** Start DATA **

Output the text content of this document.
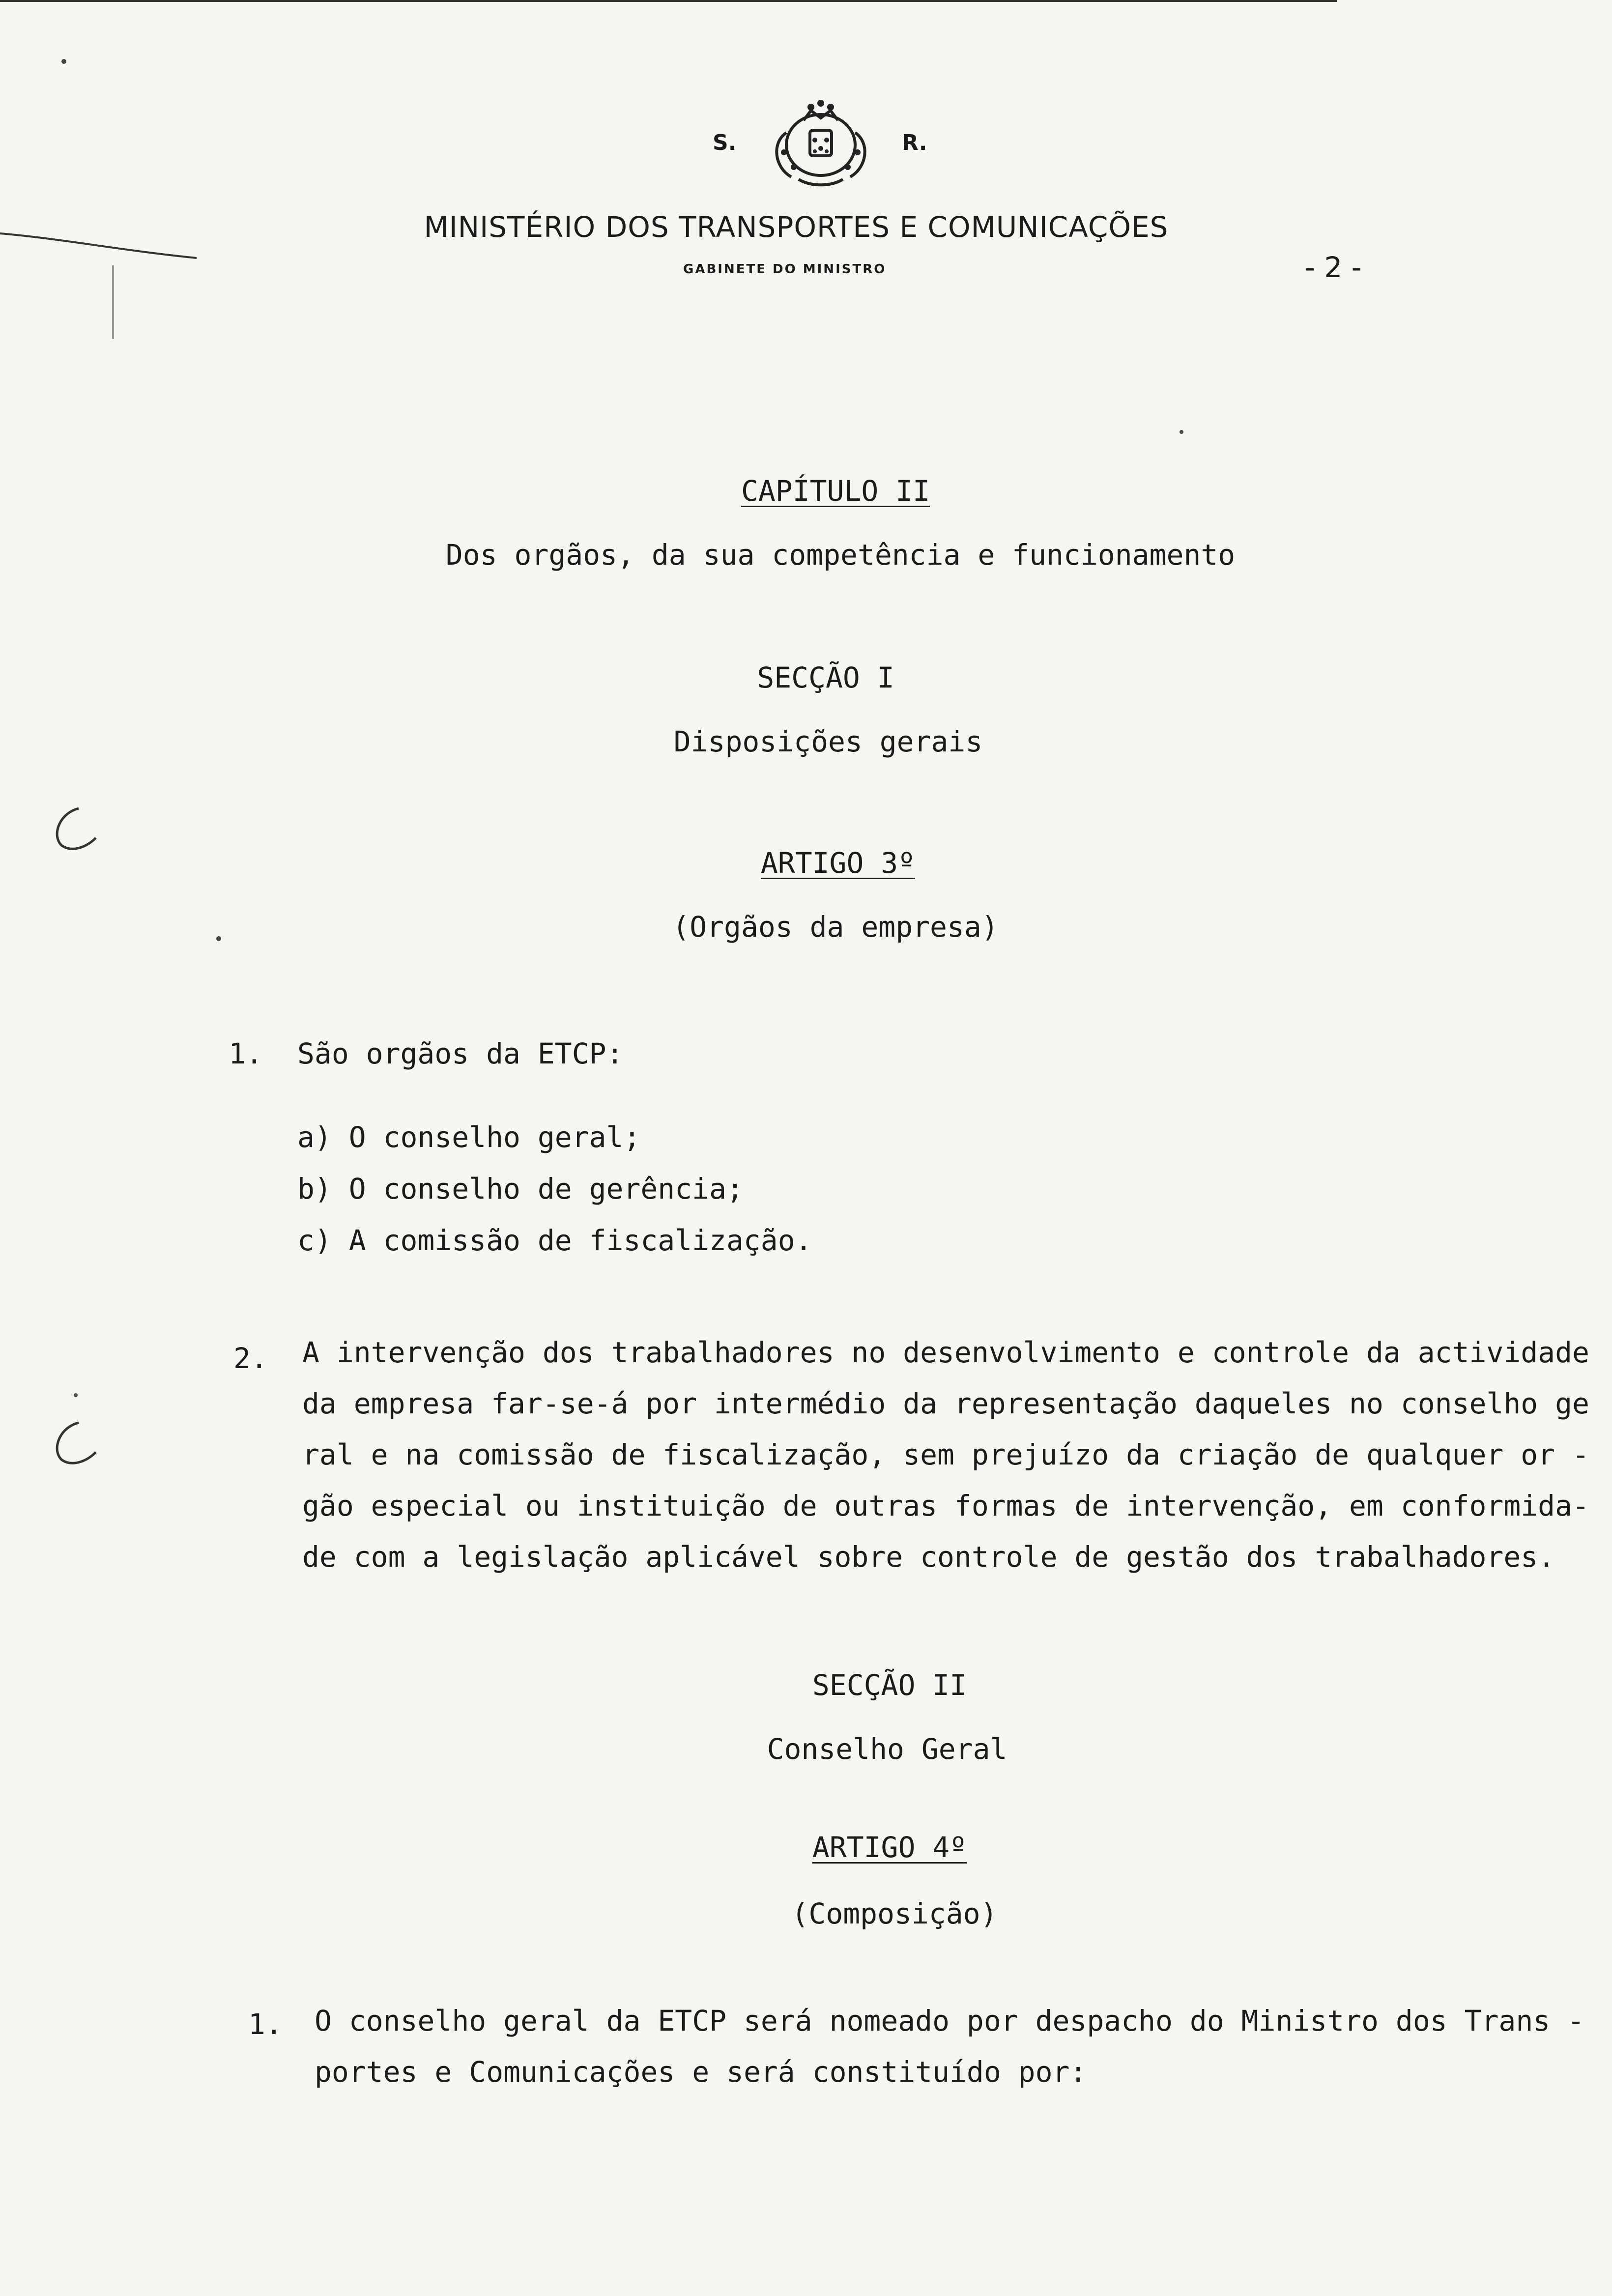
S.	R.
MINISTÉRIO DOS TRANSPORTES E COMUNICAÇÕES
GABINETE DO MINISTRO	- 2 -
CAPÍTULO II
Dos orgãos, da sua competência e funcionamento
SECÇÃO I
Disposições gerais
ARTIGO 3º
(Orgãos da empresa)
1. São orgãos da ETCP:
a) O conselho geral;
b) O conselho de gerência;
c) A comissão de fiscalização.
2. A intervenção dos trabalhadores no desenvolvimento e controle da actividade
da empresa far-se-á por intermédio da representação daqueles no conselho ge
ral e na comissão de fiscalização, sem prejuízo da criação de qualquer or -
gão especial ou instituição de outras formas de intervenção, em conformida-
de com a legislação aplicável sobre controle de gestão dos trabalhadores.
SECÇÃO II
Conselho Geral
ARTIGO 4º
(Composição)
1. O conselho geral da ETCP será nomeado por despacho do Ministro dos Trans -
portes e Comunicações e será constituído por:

** End DATA **
** Start DATA **

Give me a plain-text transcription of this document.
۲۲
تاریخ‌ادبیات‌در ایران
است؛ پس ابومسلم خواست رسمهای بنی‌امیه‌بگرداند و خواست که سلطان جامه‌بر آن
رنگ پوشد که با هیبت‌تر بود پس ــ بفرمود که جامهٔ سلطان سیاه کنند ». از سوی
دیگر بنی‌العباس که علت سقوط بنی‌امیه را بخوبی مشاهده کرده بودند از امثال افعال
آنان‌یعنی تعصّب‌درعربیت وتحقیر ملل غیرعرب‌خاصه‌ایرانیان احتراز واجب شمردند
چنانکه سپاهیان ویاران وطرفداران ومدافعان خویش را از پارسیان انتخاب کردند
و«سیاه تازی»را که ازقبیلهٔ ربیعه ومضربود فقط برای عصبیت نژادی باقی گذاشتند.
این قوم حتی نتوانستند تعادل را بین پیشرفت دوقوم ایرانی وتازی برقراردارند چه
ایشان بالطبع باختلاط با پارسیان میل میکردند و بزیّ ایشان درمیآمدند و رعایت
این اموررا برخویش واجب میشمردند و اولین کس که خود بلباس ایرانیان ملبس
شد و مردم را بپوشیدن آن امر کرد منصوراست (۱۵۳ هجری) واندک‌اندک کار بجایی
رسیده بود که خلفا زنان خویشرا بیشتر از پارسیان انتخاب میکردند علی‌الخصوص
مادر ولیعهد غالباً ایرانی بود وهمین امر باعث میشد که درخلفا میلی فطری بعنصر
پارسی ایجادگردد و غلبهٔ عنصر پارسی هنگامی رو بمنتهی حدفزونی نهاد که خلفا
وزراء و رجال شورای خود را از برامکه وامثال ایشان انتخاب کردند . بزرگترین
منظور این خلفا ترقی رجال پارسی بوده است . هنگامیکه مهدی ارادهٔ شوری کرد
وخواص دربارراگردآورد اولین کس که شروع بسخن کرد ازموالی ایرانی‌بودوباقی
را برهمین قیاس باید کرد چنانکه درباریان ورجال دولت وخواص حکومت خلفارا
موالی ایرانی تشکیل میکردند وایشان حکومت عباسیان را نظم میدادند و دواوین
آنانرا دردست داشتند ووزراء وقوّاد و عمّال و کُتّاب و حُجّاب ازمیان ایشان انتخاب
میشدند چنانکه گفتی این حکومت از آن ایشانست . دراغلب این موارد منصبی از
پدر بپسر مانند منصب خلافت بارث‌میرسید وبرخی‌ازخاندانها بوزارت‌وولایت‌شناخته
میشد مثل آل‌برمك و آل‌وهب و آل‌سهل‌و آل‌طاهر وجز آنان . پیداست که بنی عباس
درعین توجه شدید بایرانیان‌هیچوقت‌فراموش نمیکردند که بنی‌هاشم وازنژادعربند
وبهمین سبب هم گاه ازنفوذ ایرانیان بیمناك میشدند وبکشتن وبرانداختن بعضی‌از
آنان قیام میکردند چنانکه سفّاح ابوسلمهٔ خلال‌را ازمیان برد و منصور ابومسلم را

** End DATA **
** Start DATA **

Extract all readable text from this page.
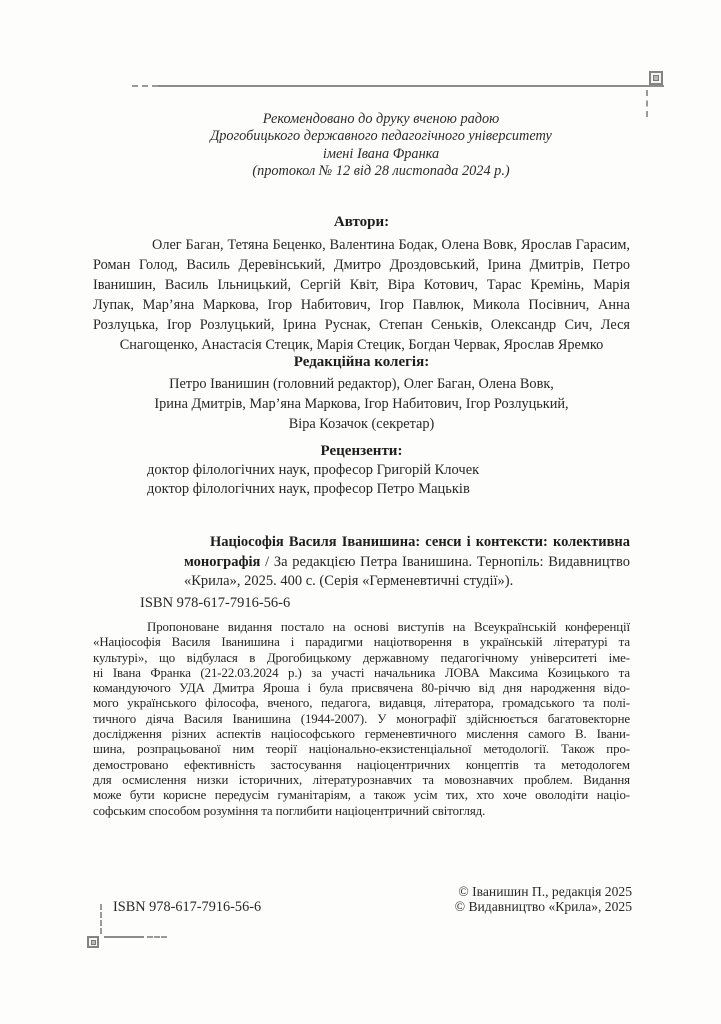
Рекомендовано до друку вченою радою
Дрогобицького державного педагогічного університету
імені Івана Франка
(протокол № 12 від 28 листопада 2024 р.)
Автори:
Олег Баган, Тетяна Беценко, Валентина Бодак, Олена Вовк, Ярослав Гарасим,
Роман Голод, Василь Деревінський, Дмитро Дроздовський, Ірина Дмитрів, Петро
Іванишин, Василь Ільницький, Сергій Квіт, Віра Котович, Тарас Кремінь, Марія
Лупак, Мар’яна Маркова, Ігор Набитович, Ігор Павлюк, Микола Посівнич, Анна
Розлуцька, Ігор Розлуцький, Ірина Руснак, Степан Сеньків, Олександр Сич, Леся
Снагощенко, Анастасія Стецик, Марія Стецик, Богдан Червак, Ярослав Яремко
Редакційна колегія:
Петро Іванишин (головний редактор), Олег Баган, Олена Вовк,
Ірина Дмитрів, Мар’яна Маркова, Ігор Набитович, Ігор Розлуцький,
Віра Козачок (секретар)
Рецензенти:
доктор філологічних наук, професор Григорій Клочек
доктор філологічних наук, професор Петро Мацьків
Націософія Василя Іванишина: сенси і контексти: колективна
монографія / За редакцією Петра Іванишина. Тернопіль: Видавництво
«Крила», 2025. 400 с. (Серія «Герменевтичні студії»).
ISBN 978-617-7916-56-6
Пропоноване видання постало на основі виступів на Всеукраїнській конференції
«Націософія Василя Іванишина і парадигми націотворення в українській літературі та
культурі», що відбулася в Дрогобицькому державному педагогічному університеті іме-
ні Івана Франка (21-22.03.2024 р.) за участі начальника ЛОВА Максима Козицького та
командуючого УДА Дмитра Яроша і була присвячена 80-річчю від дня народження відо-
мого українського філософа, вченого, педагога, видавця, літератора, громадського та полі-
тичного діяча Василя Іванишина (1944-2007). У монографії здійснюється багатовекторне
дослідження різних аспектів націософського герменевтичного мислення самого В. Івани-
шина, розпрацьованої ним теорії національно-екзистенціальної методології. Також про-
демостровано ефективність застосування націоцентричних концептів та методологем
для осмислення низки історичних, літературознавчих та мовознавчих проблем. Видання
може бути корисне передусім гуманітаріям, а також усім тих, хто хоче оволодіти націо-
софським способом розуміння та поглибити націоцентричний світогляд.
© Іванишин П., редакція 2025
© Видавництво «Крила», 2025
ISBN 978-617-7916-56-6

** End DATA **

▶ _AIM_
Leave out every line without the string "Івана" and copy the rest.

▶ _ANSWER TO THE TASK_
імені Івана Франка
ні Івана Франка (21-22.03.2024 р.) за участі начальника ЛОВА Максима Козицького та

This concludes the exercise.